Excerpted records -

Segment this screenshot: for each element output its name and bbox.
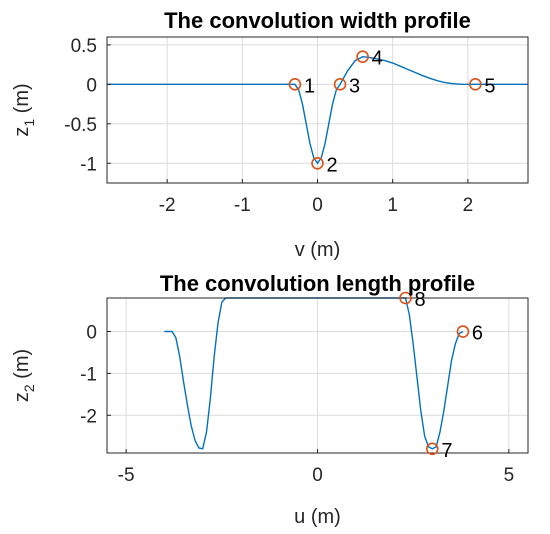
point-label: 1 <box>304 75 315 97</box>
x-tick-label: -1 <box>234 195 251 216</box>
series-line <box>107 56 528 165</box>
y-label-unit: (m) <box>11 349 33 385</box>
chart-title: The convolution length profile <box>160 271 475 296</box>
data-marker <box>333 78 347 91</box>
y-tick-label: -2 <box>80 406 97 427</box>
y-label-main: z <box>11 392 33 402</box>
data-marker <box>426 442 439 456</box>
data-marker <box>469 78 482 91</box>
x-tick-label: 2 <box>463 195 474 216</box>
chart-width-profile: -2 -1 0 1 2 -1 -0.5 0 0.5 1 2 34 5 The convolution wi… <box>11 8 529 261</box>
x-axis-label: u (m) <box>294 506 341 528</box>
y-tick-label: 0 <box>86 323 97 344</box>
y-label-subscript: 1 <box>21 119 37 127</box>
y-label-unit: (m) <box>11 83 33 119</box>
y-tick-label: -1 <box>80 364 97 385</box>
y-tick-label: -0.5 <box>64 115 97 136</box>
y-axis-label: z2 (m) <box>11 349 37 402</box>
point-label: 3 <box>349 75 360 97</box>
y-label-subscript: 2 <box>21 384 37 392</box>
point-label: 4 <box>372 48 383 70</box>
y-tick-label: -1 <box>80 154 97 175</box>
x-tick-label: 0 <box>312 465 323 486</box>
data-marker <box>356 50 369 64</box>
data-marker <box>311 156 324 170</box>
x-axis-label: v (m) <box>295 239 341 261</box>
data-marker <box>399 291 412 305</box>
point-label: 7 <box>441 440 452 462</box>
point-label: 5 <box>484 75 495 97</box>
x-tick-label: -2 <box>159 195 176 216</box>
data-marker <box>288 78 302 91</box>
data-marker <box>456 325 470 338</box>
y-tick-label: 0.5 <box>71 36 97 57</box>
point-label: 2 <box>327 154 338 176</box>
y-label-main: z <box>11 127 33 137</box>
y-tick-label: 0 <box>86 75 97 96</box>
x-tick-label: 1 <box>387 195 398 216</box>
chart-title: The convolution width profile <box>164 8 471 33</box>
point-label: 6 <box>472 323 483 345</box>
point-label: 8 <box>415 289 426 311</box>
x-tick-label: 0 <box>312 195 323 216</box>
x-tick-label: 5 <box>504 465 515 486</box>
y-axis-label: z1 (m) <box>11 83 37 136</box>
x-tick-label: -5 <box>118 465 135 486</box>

--

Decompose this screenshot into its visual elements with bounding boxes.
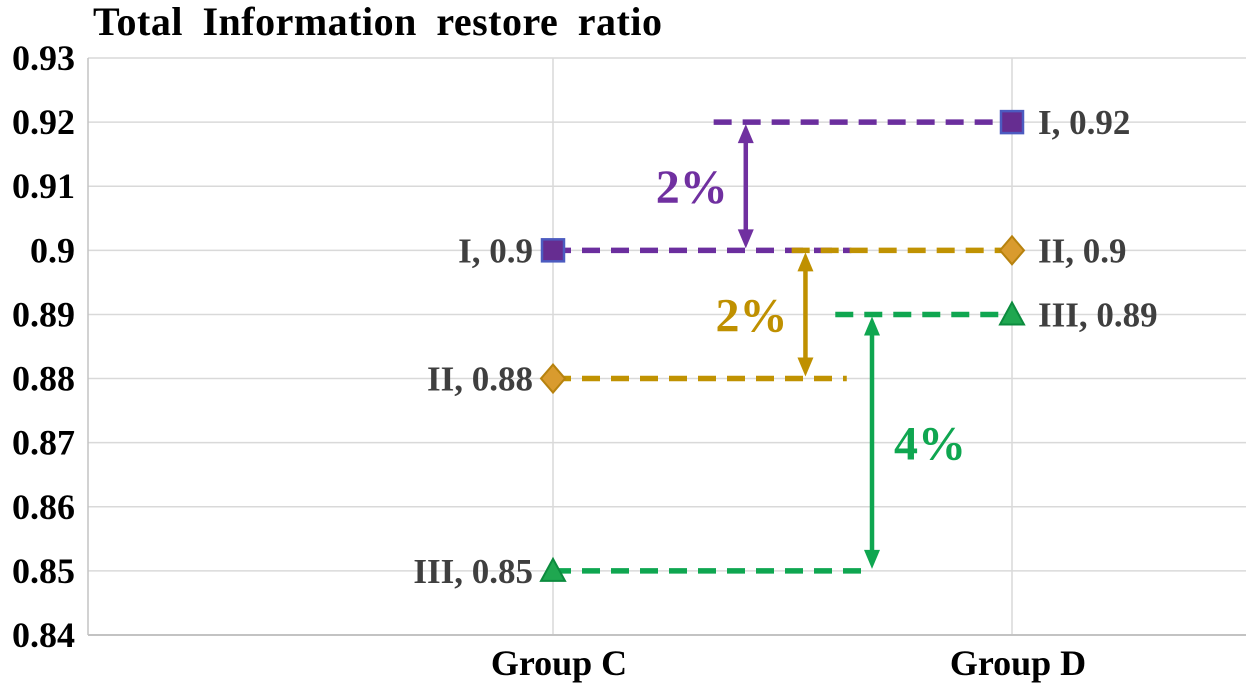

Direction - Turn the records from the line with "Segment this screenshot: for" up to and including the line with "y-label-unit: (m) <box>11 349 33 385</box>" into a numbered list, skipping blank lines and leaving out the pictures.

Correct answer -
1. Segment this screenshot: for each element output its name and bbox.
2. point-label: 1 <box>304 75 315 97</box>
3. x-tick-label: -1 <box>234 195 251 216</box>
4. series-line <box>107 56 528 165</box>
5. y-label-unit: (m) <box>11 349 33 385</box>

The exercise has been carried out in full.